▶ _AIM OF THE EXERCISE_:
Copy every line of the data that includes the string "gear".
## Begin
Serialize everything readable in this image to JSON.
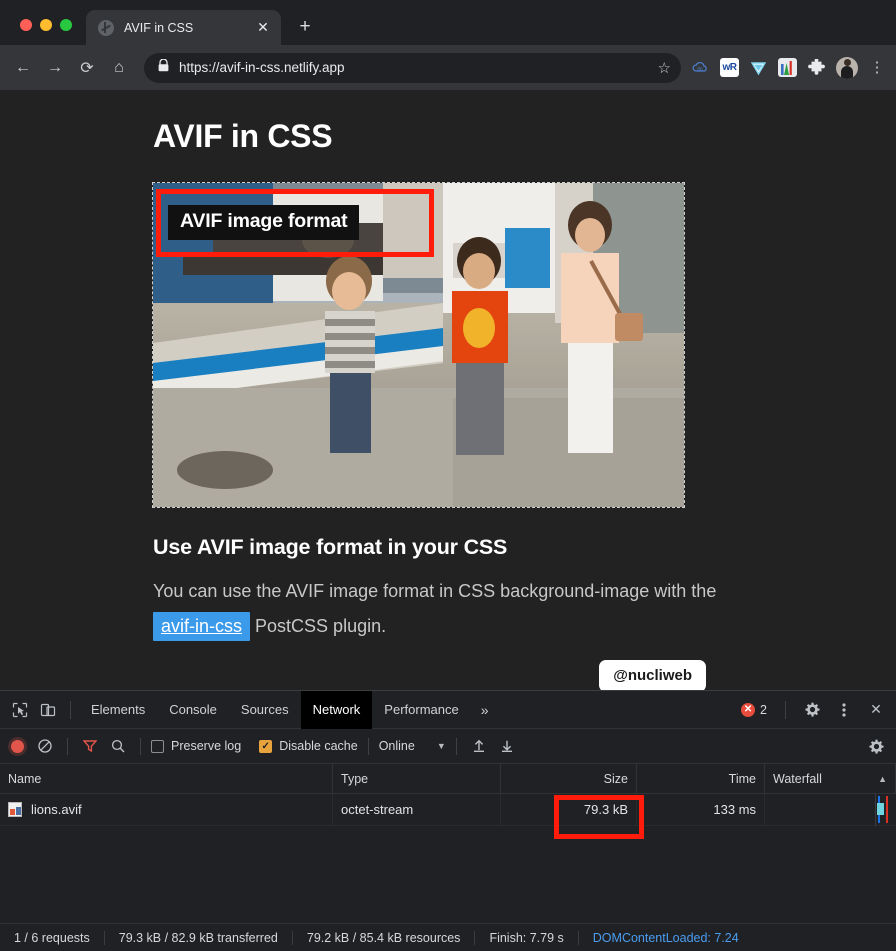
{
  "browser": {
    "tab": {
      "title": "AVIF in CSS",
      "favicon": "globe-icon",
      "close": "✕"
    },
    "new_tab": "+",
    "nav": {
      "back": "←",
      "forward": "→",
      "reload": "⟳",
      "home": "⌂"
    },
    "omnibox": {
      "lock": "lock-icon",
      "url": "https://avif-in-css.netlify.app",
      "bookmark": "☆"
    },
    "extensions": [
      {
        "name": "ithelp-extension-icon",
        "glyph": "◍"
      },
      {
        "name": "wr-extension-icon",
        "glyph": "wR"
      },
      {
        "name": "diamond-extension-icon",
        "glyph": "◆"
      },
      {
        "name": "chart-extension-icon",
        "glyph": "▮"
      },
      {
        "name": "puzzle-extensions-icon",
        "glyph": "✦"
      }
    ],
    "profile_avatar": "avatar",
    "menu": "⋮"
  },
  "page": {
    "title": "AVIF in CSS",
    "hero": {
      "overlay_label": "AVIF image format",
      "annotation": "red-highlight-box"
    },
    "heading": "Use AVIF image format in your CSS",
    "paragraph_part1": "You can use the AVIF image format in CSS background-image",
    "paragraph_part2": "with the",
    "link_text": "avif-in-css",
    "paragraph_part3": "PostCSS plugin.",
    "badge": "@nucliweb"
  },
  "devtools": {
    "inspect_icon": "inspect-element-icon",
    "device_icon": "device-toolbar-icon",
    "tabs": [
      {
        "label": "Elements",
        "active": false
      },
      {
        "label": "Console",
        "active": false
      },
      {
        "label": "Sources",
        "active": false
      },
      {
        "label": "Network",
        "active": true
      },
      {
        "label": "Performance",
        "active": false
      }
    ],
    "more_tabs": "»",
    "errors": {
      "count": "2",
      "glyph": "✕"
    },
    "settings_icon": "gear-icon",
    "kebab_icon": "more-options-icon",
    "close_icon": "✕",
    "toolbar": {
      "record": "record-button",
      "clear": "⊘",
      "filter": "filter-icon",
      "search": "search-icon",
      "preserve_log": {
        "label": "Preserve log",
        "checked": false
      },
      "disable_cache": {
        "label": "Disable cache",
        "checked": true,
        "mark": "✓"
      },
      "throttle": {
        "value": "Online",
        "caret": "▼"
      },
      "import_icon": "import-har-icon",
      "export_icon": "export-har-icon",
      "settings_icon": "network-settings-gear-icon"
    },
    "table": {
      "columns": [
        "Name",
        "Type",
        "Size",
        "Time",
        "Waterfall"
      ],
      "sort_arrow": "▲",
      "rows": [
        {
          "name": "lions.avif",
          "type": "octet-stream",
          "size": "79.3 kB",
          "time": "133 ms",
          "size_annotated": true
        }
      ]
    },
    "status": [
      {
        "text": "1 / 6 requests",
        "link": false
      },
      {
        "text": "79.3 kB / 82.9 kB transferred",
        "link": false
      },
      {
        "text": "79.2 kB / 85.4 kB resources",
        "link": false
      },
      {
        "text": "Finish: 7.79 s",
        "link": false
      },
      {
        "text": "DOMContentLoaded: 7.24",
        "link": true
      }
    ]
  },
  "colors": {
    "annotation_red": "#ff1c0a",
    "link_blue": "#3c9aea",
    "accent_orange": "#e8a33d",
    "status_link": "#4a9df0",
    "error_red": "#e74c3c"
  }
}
## End
▶ _CORRECT ANSWER_:
    "settings_icon": "gear-icon",
      "settings_icon": "network-settings-gear-icon"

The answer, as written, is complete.